> **AIM**:
Report how many lines contain "counts"; state the number and nothing else.

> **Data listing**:

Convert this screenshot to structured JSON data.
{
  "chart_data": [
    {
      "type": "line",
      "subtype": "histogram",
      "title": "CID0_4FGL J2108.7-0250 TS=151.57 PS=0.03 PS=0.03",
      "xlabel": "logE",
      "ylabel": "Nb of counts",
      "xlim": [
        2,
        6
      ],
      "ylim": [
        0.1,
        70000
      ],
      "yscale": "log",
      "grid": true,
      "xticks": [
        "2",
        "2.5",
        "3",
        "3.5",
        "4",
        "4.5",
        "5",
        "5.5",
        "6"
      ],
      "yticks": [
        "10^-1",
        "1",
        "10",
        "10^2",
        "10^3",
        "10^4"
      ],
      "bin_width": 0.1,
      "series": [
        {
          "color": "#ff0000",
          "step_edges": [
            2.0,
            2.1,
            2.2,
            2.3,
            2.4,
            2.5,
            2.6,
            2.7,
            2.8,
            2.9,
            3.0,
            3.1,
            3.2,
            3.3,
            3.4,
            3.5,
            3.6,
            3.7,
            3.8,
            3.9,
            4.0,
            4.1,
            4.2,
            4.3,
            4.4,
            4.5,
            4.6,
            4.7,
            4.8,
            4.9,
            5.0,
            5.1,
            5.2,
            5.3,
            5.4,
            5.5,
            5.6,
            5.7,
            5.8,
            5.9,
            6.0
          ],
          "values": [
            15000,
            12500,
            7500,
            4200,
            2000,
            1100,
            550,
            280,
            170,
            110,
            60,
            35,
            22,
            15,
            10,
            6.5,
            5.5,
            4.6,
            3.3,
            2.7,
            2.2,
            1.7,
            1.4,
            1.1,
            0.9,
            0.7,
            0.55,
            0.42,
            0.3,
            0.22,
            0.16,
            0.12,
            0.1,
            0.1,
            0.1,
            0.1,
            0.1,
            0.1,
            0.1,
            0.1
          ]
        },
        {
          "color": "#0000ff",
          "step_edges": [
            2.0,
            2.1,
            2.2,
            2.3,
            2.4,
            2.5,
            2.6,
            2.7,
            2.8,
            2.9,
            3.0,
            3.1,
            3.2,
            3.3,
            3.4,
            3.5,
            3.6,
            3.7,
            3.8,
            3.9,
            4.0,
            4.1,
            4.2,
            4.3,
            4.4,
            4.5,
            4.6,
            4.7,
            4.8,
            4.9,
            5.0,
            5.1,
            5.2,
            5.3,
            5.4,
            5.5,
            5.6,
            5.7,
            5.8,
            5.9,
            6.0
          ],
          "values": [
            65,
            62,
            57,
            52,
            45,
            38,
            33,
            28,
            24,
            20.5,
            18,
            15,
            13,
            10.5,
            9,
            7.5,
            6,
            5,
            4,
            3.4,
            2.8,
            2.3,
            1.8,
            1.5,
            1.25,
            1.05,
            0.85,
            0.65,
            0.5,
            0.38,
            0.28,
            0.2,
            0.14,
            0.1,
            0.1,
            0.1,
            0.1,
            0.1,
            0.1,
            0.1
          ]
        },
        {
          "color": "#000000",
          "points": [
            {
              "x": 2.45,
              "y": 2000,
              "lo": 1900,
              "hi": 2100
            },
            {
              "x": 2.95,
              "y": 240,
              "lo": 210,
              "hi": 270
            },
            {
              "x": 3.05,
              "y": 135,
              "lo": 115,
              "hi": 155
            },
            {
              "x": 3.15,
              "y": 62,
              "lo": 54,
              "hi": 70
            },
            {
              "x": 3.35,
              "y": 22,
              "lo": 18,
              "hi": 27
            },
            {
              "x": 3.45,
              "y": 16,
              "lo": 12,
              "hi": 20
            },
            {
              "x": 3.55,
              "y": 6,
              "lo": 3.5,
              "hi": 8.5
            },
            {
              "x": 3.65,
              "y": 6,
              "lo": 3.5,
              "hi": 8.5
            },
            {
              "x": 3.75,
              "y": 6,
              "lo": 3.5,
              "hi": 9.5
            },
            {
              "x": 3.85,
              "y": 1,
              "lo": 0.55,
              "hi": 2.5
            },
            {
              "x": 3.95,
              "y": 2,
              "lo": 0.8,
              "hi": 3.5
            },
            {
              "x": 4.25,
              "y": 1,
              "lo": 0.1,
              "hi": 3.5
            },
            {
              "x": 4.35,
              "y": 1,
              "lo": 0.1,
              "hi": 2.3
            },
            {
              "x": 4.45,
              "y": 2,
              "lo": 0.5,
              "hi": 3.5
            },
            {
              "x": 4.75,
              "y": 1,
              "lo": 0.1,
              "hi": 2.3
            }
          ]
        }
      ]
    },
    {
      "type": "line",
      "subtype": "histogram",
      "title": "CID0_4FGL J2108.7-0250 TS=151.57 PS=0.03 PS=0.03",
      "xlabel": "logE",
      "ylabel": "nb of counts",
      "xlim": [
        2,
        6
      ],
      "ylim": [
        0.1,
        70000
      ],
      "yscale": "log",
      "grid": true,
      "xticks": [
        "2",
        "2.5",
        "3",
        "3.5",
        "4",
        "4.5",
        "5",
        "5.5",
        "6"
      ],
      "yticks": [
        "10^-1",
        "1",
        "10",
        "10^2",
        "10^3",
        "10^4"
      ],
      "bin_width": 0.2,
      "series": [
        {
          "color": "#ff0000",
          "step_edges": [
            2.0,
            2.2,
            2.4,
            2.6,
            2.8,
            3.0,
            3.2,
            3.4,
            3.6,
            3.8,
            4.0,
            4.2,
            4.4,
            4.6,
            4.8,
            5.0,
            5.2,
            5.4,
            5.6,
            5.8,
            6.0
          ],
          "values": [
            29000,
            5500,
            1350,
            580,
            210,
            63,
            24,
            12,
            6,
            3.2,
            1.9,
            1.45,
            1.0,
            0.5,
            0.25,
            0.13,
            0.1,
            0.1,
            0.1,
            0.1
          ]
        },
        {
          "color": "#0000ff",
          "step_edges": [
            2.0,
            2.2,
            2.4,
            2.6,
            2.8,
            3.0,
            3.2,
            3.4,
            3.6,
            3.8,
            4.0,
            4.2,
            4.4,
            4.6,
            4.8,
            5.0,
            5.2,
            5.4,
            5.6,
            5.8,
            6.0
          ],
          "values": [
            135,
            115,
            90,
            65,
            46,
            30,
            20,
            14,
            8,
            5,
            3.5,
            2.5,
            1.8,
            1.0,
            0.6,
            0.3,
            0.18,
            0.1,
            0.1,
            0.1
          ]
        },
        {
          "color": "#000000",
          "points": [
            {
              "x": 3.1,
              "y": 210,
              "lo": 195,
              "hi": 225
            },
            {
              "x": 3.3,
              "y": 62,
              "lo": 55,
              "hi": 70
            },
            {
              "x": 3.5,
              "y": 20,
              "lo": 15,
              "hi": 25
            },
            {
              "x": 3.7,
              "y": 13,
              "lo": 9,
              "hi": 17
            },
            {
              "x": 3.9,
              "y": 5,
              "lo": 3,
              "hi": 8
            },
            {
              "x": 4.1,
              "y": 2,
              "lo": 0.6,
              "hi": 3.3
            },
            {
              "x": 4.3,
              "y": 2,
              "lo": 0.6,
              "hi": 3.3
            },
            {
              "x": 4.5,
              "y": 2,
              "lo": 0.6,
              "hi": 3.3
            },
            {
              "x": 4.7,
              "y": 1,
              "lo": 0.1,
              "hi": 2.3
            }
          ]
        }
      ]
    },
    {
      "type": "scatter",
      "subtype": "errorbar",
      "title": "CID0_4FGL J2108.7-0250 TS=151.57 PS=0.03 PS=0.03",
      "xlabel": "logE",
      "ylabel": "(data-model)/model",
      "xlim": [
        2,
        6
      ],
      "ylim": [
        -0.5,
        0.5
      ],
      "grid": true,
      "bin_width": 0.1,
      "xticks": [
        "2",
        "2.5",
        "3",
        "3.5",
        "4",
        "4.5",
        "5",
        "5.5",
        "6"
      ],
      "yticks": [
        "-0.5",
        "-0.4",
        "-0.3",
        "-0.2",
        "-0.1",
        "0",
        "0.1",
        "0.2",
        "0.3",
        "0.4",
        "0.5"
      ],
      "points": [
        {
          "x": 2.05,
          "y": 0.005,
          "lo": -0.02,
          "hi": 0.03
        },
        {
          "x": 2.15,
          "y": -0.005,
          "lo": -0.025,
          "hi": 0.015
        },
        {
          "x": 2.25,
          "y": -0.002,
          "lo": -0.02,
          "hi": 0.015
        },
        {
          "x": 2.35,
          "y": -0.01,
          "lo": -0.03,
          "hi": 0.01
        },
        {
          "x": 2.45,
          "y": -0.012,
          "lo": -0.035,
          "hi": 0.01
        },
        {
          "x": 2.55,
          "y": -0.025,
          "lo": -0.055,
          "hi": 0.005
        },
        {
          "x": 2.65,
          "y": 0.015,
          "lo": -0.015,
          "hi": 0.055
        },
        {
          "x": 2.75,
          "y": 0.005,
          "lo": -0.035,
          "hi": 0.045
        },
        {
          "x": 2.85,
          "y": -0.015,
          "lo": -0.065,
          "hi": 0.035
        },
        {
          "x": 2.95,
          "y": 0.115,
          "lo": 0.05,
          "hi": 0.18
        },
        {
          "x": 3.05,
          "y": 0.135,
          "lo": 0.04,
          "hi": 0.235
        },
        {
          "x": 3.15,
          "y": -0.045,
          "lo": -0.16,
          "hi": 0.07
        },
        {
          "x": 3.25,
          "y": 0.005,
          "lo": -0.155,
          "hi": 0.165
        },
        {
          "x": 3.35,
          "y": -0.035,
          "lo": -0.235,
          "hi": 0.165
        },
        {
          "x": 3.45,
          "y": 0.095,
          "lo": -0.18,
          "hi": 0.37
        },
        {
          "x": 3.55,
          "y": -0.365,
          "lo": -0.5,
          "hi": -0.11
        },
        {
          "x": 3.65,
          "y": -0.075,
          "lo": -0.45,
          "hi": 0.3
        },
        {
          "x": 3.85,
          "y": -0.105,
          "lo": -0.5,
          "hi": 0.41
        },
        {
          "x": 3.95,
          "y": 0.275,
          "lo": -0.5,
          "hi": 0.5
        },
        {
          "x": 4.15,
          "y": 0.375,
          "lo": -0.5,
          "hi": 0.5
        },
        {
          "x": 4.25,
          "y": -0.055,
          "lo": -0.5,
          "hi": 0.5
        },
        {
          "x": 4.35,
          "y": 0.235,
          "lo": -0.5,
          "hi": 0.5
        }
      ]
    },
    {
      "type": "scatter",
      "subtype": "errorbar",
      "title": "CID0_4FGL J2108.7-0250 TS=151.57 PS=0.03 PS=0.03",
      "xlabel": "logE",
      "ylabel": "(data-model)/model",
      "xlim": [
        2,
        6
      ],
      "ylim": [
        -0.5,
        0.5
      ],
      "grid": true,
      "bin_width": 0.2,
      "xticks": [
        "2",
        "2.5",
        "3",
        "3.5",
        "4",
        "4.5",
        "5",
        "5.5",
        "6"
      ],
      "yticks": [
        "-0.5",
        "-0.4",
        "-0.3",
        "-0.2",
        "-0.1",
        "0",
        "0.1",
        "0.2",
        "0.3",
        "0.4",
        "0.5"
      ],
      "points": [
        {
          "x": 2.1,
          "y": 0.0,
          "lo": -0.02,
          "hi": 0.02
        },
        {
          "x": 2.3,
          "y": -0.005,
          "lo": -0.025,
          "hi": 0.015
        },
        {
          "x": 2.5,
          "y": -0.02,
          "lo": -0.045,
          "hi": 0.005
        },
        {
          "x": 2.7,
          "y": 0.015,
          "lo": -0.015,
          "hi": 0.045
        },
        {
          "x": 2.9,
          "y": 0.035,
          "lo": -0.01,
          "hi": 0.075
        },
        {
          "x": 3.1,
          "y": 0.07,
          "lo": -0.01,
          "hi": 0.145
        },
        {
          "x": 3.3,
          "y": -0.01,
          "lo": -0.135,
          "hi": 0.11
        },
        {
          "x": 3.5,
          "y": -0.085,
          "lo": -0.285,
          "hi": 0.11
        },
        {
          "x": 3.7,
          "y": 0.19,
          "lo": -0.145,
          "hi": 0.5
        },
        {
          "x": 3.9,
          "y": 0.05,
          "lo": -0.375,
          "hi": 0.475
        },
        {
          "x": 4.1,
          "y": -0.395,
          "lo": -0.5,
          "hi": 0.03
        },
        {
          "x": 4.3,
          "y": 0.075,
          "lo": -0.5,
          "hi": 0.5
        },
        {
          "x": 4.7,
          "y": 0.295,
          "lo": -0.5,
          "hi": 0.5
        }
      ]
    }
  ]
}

> **SOLUTION TO THE EXERCISE**:
2